[Stored records]
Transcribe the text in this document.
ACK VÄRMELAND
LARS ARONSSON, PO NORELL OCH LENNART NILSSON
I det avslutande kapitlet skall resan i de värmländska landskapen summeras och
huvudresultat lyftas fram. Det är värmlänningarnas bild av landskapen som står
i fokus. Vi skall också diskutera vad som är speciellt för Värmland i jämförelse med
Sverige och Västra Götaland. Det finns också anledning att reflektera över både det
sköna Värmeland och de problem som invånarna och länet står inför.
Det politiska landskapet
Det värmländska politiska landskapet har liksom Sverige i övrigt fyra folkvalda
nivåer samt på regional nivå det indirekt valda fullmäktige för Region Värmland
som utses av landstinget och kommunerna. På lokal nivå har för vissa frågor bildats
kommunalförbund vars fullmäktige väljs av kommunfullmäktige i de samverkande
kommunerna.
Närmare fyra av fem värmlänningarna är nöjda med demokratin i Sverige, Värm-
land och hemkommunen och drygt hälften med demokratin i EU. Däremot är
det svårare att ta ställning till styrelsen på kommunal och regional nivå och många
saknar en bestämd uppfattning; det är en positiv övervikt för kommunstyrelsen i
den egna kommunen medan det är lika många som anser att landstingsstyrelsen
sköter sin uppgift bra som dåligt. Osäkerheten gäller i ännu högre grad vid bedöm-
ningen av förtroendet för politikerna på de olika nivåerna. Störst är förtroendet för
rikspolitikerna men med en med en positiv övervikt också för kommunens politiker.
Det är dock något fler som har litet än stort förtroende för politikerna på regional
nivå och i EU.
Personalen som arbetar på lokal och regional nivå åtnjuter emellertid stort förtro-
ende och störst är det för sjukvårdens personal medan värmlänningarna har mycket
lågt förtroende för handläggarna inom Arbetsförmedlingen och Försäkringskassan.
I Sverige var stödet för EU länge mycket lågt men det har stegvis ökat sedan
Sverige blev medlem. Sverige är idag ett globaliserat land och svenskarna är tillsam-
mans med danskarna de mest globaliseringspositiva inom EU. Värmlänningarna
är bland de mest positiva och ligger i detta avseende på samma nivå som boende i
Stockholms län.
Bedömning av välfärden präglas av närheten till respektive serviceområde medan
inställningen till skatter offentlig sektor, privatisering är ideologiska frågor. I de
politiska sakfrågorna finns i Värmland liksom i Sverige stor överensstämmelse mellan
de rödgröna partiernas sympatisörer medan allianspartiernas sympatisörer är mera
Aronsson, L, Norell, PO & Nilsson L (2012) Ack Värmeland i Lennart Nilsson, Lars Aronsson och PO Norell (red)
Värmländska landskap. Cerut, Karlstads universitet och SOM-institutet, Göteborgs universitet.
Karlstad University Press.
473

## Goal of the exercise
Copy the material above back out, exactly as written.

## Task result
Transcribe the text in this document.
ACK VÄRMELAND
LARS ARONSSON, PO NORELL OCH LENNART NILSSON
I det avslutande kapitlet skall resan i de värmländska landskapen summeras och
huvudresultat lyftas fram. Det är värmlänningarnas bild av landskapen som står
i fokus. Vi skall också diskutera vad som är speciellt för Värmland i jämförelse med
Sverige och Västra Götaland. Det finns också anledning att reflektera över både det
sköna Värmeland och de problem som invånarna och länet står inför.
Det politiska landskapet
Det värmländska politiska landskapet har liksom Sverige i övrigt fyra folkvalda
nivåer samt på regional nivå det indirekt valda fullmäktige för Region Värmland
som utses av landstinget och kommunerna. På lokal nivå har för vissa frågor bildats
kommunalförbund vars fullmäktige väljs av kommunfullmäktige i de samverkande
kommunerna.
Närmare fyra av fem värmlänningarna är nöjda med demokratin i Sverige, Värm-
land och hemkommunen och drygt hälften med demokratin i EU. Däremot är
det svårare att ta ställning till styrelsen på kommunal och regional nivå och många
saknar en bestämd uppfattning; det är en positiv övervikt för kommunstyrelsen i
den egna kommunen medan det är lika många som anser att landstingsstyrelsen
sköter sin uppgift bra som dåligt. Osäkerheten gäller i ännu högre grad vid bedöm-
ningen av förtroendet för politikerna på de olika nivåerna. Störst är förtroendet för
rikspolitikerna men med en med en positiv övervikt också för kommunens politiker.
Det är dock något fler som har litet än stort förtroende för politikerna på regional
nivå och i EU.
Personalen som arbetar på lokal och regional nivå åtnjuter emellertid stort förtro-
ende och störst är det för sjukvårdens personal medan värmlänningarna har mycket
lågt förtroende för handläggarna inom Arbetsförmedlingen och Försäkringskassan.
I Sverige var stödet för EU länge mycket lågt men det har stegvis ökat sedan
Sverige blev medlem. Sverige är idag ett globaliserat land och svenskarna är tillsam-
mans med danskarna de mest globaliseringspositiva inom EU. Värmlänningarna
är bland de mest positiva och ligger i detta avseende på samma nivå som boende i
Stockholms län.
Bedömning av välfärden präglas av närheten till respektive serviceområde medan
inställningen till skatter offentlig sektor, privatisering är ideologiska frågor. I de
politiska sakfrågorna finns i Värmland liksom i Sverige stor överensstämmelse mellan
de rödgröna partiernas sympatisörer medan allianspartiernas sympatisörer är mera
Aronsson, L, Norell, PO & Nilsson L (2012) Ack Värmeland i Lennart Nilsson, Lars Aronsson och PO Norell (red)
Värmländska landskap. Cerut, Karlstads universitet och SOM-institutet, Göteborgs universitet.
Karlstad University Press.
473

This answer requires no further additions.